━━━ Trecho

Uma outra observação que se faz interessante, no poema rúnico Norueguês, ao falar sobre a runa ᛋ – Sól (Sunna) – , a construção com o verbo lúta, que significa “curvar-se, reverenciar”:

Poema Rúnico Norueguês, st. 11; tradução livre: Clarissa Roldi

Lúta (lýt; laut, lutum; lotinn), v. (1) to lout, bow down (konungr laut þá allt niðr at jörðu); (2) to bow to in homage or worship
A Concise Dictionary of Old Icelandic, por Geir T. Zoëga

Como podemos observar, há evidências históricas para a prática de genuflexão. Não podemos presumir o que se passa na cabeça de nossas divindades, seja ela qual for, mas faz sentido que demonstremos nossa reverência pela posição deles, assim como os heathens arcaicos o faziam. Povos diferentes escolhem formas diferentes de implementar este ato ritualístico; muitos se jogam de corpo inteiro no chão; alguns levantam as mãos ao alto em sinal de submissão a algo que se encontra em posição elevada. Outros, como os germânicos, se ajoelhavam com um ou ambos os joelhos, como nos é contado através de documentos históricos.

━━━━━━
━━━ Dados fornecidos

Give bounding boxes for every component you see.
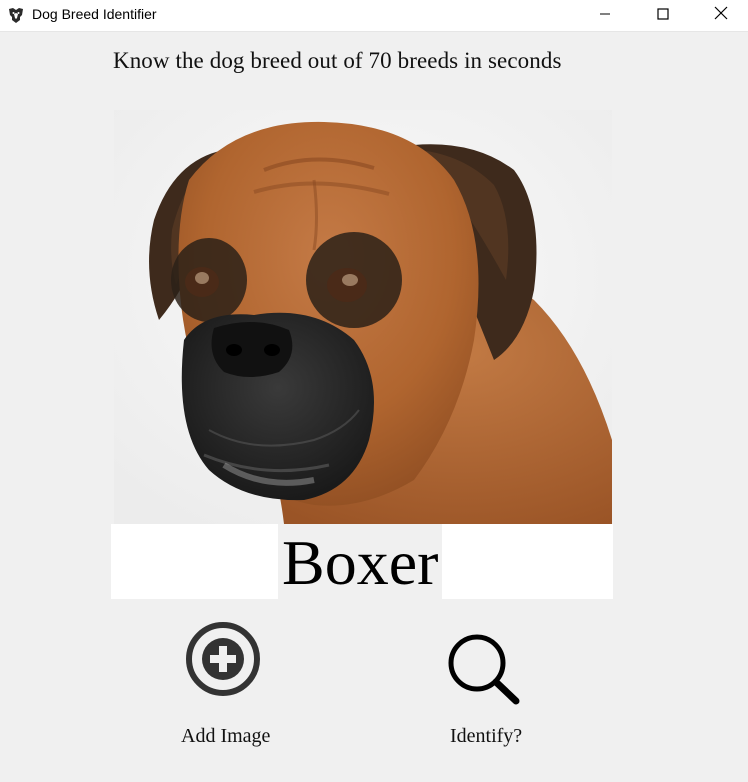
- dog-photo: [114, 110, 612, 524]
- minimize-button[interactable]: [582, 0, 628, 31]
- maximize-icon: [657, 7, 669, 25]
- title-bar[interactable]: Dog Breed Identifier: [0, 0, 748, 32]
- add-image-button[interactable]: [184, 620, 262, 698]
- maximize-button[interactable]: [640, 0, 686, 31]
- add-image-label[interactable]: Add Image: [181, 725, 270, 748]
- search-icon: [446, 634, 520, 709]
- dog-icon: [6, 5, 26, 25]
- window-title: Dog Breed Identifier: [32, 6, 157, 22]
- add-circle-icon: [184, 622, 262, 702]
- close-button[interactable]: [698, 0, 744, 31]
- app-window: Dog Breed Identifier Know the dog breed …: [0, 0, 748, 782]
- tagline: Know the dog breed out of 70 breeds in s…: [113, 48, 562, 73]
- identify-label[interactable]: Identify?: [450, 725, 522, 748]
- minimize-icon: [599, 7, 611, 25]
- close-icon: [714, 6, 728, 25]
- breed-result: Boxer: [278, 524, 443, 599]
- identify-button[interactable]: [446, 633, 520, 705]
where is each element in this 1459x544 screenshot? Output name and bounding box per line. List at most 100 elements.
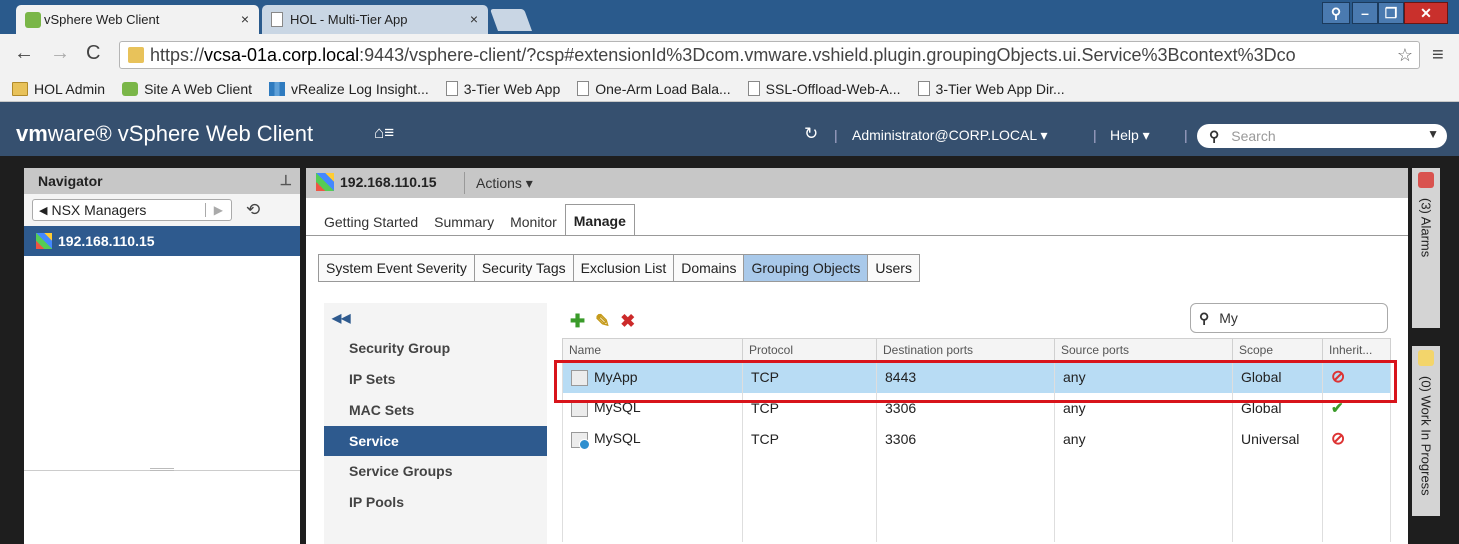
breadcrumb-back-button[interactable]: ◀ NSX Managers ▶ [32, 199, 232, 221]
column-header-name[interactable]: Name [562, 338, 743, 362]
bookmark-3-tier-dir[interactable]: 3-Tier Web App Dir... [917, 81, 1065, 97]
chevron-left-icon: ◀ [39, 204, 48, 217]
page-icon [445, 81, 458, 96]
page-icon [271, 12, 283, 27]
tab-summary[interactable]: Summary [426, 208, 502, 236]
panel-splitter[interactable] [24, 468, 300, 471]
subtab-users[interactable]: Users [868, 255, 919, 281]
object-header: 192.168.110.15 Actions ▾ [306, 168, 1408, 198]
empty-row [562, 512, 1391, 542]
nsx-manager-icon [316, 173, 334, 191]
history-icon[interactable]: ⟲ [246, 200, 260, 220]
nsx-manager-icon [36, 233, 52, 249]
browser-tab-vsphere[interactable]: vSphere Web Client × [16, 5, 259, 34]
forward-arrow-icon[interactable]: → [50, 42, 70, 65]
add-icon[interactable]: ✚ [570, 311, 585, 332]
maximize-button[interactable]: ❐ [1378, 2, 1404, 24]
work-in-progress-panel[interactable]: (0) Work In Progress [1412, 346, 1440, 516]
chevron-down-icon[interactable]: ▼ [1427, 127, 1439, 141]
reload-icon[interactable]: C [86, 42, 100, 65]
close-icon[interactable]: × [241, 11, 249, 27]
browser-toolbar: ← → C https://vcsa-01a.corp.local:9443/v… [0, 34, 1459, 76]
column-header-protocol[interactable]: Protocol [742, 338, 877, 362]
navigator-panel: Navigator ⊥ ◀ NSX Managers ▶ ⟲ 192.168.1… [24, 168, 300, 544]
chevron-right-icon[interactable]: ▶ [204, 203, 231, 217]
subtab-security-tags[interactable]: Security Tags [474, 255, 574, 281]
list-item-ip-pools[interactable]: IP Pools [324, 487, 547, 517]
cell-scope: Universal [1232, 423, 1323, 455]
address-bar[interactable]: https://vcsa-01a.corp.local:9443/vsphere… [119, 41, 1420, 69]
alarms-panel[interactable]: (3) Alarms [1412, 168, 1440, 328]
list-item-mac-sets[interactable]: MAC Sets [324, 395, 547, 425]
minimize-button[interactable]: – [1352, 2, 1378, 24]
collapse-icon[interactable]: ◀◀ [332, 311, 350, 325]
bookmark-label: 3-Tier Web App [463, 80, 561, 97]
column-header-destination-ports[interactable]: Destination ports [876, 338, 1055, 362]
grid-toolbar: ✚ ✎ ✖ [570, 311, 635, 332]
table-row[interactable]: MySQL TCP 3306 any Universal ⊘ [562, 423, 1391, 455]
tab-getting-started[interactable]: Getting Started [316, 208, 426, 236]
global-search-input[interactable]: ⚲ Search ▼ [1197, 124, 1447, 148]
delete-icon[interactable]: ✖ [620, 311, 635, 332]
column-header-inherit[interactable]: Inherit... [1322, 338, 1391, 362]
close-window-button[interactable]: ✕ [1404, 2, 1448, 24]
alarms-label: (3) Alarms [1418, 198, 1434, 258]
bookmark-one-arm[interactable]: One-Arm Load Bala... [577, 80, 731, 97]
url-scheme: https:// [150, 44, 205, 65]
table-header-row: Name Protocol Destination ports Source p… [562, 338, 1391, 362]
column-header-scope[interactable]: Scope [1232, 338, 1323, 362]
help-menu[interactable]: Help ▾ [1110, 127, 1150, 144]
vmware-logo: vmware® vSphere Web Client [16, 121, 313, 147]
column-header-source-ports[interactable]: Source ports [1054, 338, 1233, 362]
bookmarks-bar: HOL Admin Site A Web Client vRealize Log… [0, 76, 1459, 102]
bookmark-hol-admin[interactable]: HOL Admin [12, 81, 105, 97]
page-icon [747, 81, 760, 96]
list-item-security-group[interactable]: Security Group [324, 333, 547, 363]
logo-vm: vm [16, 121, 48, 146]
empty-row [562, 454, 1391, 484]
pin-icon[interactable]: ⊥ [280, 172, 292, 189]
edit-pencil-icon[interactable]: ✎ [595, 311, 610, 332]
subtab-exclusion-list[interactable]: Exclusion List [573, 255, 675, 281]
new-tab-button[interactable] [489, 9, 533, 31]
cell-destination: 3306 [876, 423, 1055, 455]
page-icon [577, 81, 590, 96]
list-item-service[interactable]: Service [324, 426, 547, 456]
refresh-icon[interactable]: ↻ [804, 124, 818, 144]
home-menu-icon[interactable]: ⌂≡ [374, 123, 394, 143]
filter-input[interactable]: ⚲ My [1190, 303, 1388, 333]
user-icon[interactable]: ⚲ [1322, 2, 1350, 24]
service-icon [571, 400, 588, 417]
browser-tab-hol[interactable]: HOL - Multi-Tier App × [262, 5, 488, 34]
tab-monitor[interactable]: Monitor [502, 208, 565, 236]
bookmark-ssl-offload[interactable]: SSL-Offload-Web-A... [747, 81, 901, 97]
log-insight-icon [269, 81, 285, 96]
url-path: :9443/vsphere-client/?csp#extensionId%3D… [359, 44, 1296, 65]
vsphere-icon [122, 81, 139, 96]
bookmark-label: One-Arm Load Bala... [595, 80, 731, 97]
search-placeholder: Search [1231, 128, 1276, 144]
tab-title: HOL - Multi-Tier App [290, 12, 408, 27]
menu-icon[interactable]: ≡ [1432, 44, 1444, 67]
subtab-domains[interactable]: Domains [674, 255, 745, 281]
lock-warning-icon [128, 47, 144, 63]
bookmark-log-insight[interactable]: vRealize Log Insight... [269, 81, 429, 97]
bookmark-star-icon[interactable]: ☆ [1394, 45, 1413, 66]
main-area: Navigator ⊥ ◀ NSX Managers ▶ ⟲ 192.168.1… [0, 156, 1459, 544]
back-arrow-icon[interactable]: ← [14, 42, 34, 65]
subtab-system-event-severity[interactable]: System Event Severity [319, 255, 475, 281]
navigator-item-selected[interactable]: 192.168.110.15 [24, 226, 300, 256]
navigator-header: Navigator ⊥ [24, 168, 300, 194]
user-menu[interactable]: Administrator@CORP.LOCAL ▾ [852, 127, 1048, 144]
cell-inherit: ⊘ [1322, 423, 1391, 455]
list-item-service-groups[interactable]: Service Groups [324, 456, 547, 486]
actions-menu[interactable]: Actions ▾ [476, 175, 533, 192]
header-divider: | [1184, 127, 1188, 143]
header-divider: | [1093, 127, 1097, 143]
close-icon[interactable]: × [470, 11, 478, 27]
bookmark-3-tier[interactable]: 3-Tier Web App [445, 80, 561, 97]
subtab-grouping-objects[interactable]: Grouping Objects [744, 255, 869, 281]
bookmark-site-a[interactable]: Site A Web Client [122, 81, 252, 97]
tab-manage[interactable]: Manage [564, 204, 635, 236]
list-item-ip-sets[interactable]: IP Sets [324, 364, 547, 394]
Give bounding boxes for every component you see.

━━━━━━

• **Atividades propostas**:
**1)** Segundo o trecho sobre a genuflexão, qual é o significado do verbo lúta?
**2)** Dê continuidade ao trecho sobre a genuflexão entre os povos germânicos a partir do ponto em que ele termina.
Os dados não são usados em nenhuma das atividades.

• **Respostas às atividades**:
**1)** Significa "curvar-se, reverenciar".

**2)**
Presumir que estamos em pé de igualdade com nossos deuses significa insinuar que não há motivo para engajar no ciclo de presentes e buscar o favor deles. Sugerir que somos iguais é deduzir que eles têm obrigações legais para conosco tanto quanto temos para com eles; é o equivalente a inferir intimidade com quem não se criou laços genuínos de irmandade – e sabemos bem que esse tipo de presunção era um grave insulto a qualquer heathen arcaico.

Não há como tornar uniformes cultos que, mesmo em seus primórdios, não eram homogêneos. Assim como nas antigas tribos, cabe aos membros de cada kindred determinar quais valores são válidos de se incorporar em seu siðr, sendo imprópria a tentativa de imposição de qualquer ideal.

Sejamos, no entanto, racionais em detrimento de reacionários; se temos convicção de algo e evidências suficientemente sólidas, é possível então embasar nosso argumento a favor de determinada prática. Associar ao culto heathen práticas impulsionadas apenas por UPG, seja por mero capricho ou para reagir de forma contrária ao que se tornou comum, não está congruente com o que o antigo costume tem a nos oferecer. Pouco nos restou a respeito da fé que escolhemos seguir, e reconstruir tal cultura de forma fiel e condizente com as informações que temos não significa cultuar as cinzas, mas sim preservar a chama que nos foi deixada.

Fontes:

Flateyarbók (Codex Flatöiensis), “Livro da Ilha Plana”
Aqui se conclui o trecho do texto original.